(WRITTEN INSTRUCTION):
All records should be reproduced verbatim.

(GIVEN INFORMATION):
·····

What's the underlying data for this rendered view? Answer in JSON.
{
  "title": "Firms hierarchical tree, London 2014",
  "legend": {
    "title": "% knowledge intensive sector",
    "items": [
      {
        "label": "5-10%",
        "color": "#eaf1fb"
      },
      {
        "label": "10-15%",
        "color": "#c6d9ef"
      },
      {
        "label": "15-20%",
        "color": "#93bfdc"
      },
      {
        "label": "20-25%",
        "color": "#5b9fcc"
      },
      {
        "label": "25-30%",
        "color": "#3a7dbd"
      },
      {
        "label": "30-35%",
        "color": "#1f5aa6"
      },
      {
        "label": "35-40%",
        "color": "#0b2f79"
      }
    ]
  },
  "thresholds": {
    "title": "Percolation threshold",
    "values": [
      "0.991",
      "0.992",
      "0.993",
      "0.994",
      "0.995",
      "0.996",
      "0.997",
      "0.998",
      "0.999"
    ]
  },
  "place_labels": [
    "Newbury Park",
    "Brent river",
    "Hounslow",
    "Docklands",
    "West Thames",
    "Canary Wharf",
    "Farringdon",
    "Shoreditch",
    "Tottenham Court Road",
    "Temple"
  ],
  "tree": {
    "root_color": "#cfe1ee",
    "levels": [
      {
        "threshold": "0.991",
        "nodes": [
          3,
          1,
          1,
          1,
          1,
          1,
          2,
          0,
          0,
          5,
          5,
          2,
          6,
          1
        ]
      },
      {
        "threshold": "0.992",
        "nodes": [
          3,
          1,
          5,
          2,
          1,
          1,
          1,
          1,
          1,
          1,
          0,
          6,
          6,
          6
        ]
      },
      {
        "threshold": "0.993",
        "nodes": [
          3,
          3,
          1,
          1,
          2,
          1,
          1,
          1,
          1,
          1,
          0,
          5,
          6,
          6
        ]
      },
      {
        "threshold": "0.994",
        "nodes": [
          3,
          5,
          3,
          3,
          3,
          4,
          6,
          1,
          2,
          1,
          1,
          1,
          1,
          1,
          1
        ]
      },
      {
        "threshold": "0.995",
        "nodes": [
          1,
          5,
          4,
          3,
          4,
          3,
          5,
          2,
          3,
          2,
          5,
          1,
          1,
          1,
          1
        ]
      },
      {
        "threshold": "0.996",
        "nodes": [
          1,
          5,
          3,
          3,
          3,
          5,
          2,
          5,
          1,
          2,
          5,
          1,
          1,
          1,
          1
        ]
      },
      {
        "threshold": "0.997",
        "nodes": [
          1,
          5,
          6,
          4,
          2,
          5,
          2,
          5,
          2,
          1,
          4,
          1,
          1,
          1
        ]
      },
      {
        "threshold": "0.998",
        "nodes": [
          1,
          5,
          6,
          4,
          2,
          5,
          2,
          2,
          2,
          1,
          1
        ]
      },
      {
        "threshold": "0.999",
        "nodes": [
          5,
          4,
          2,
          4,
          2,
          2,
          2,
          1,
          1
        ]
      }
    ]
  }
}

·····

(RESPONSE TO THE TASK):
What's the underlying data for this rendered view? Answer in JSON.
{
  "title": "Firms hierarchical tree, London 2014",
  "legend": {
    "title": "% knowledge intensive sector",
    "items": [
      {
        "label": "5-10%",
        "color": "#eaf1fb"
      },
      {
        "label": "10-15%",
        "color": "#c6d9ef"
      },
      {
        "label": "15-20%",
        "color": "#93bfdc"
      },
      {
        "label": "20-25%",
        "color": "#5b9fcc"
      },
      {
        "label": "25-30%",
        "color": "#3a7dbd"
      },
      {
        "label": "30-35%",
        "color": "#1f5aa6"
      },
      {
        "label": "35-40%",
        "color": "#0b2f79"
      }
    ]
  },
  "thresholds": {
    "title": "Percolation threshold",
    "values": [
      "0.991",
      "0.992",
      "0.993",
      "0.994",
      "0.995",
      "0.996",
      "0.997",
      "0.998",
      "0.999"
    ]
  },
  "place_labels": [
    "Newbury Park",
    "Brent river",
    "Hounslow",
    "Docklands",
    "West Thames",
    "Canary Wharf",
    "Farringdon",
    "Shoreditch",
    "Tottenham Court Road",
    "Temple"
  ],
  "tree": {
    "root_color": "#cfe1ee",
    "levels": [
      {
        "threshold": "0.991",
        "nodes": [
          3,
          1,
          1,
          1,
          1,
          1,
          2,
          0,
          0,
          5,
          5,
          2,
          6,
          1
        ]
      },
      {
        "threshold": "0.992",
        "nodes": [
          3,
          1,
          5,
          2,
          1,
          1,
          1,
          1,
          1,
          1,
          0,
          6,
          6,
          6
        ]
      },
      {
        "threshold": "0.993",
        "nodes": [
          3,
          3,
          1,
          1,
          2,
          1,
          1,
          1,
          1,
          1,
          0,
          5,
          6,
          6
        ]
      },
      {
        "threshold": "0.994",
        "nodes": [
          3,
          5,
          3,
          3,
          3,
          4,
          6,
          1,
          2,
          1,
          1,
          1,
          1,
          1,
          1
        ]
      },
      {
        "threshold": "0.995",
        "nodes": [
          1,
          5,
          4,
          3,
          4,
          3,
          5,
          2,
          3,
          2,
          5,
          1,
          1,
          1,
          1
        ]
      },
      {
        "threshold": "0.996",
        "nodes": [
          1,
          5,
          3,
          3,
          3,
          5,
          2,
          5,
          1,
          2,
          5,
          1,
          1,
          1,
          1
        ]
      },
      {
        "threshold": "0.997",
        "nodes": [
          1,
          5,
          6,
          4,
          2,
          5,
          2,
          5,
          2,
          1,
          4,
          1,
          1,
          1
        ]
      },
      {
        "threshold": "0.998",
        "nodes": [
          1,
          5,
          6,
          4,
          2,
          5,
          2,
          2,
          2,
          1,
          1
        ]
      },
      {
        "threshold": "0.999",
        "nodes": [
          5,
          4,
          2,
          4,
          2,
          2,
          2,
          1,
          1
        ]
      }
    ]
  }
}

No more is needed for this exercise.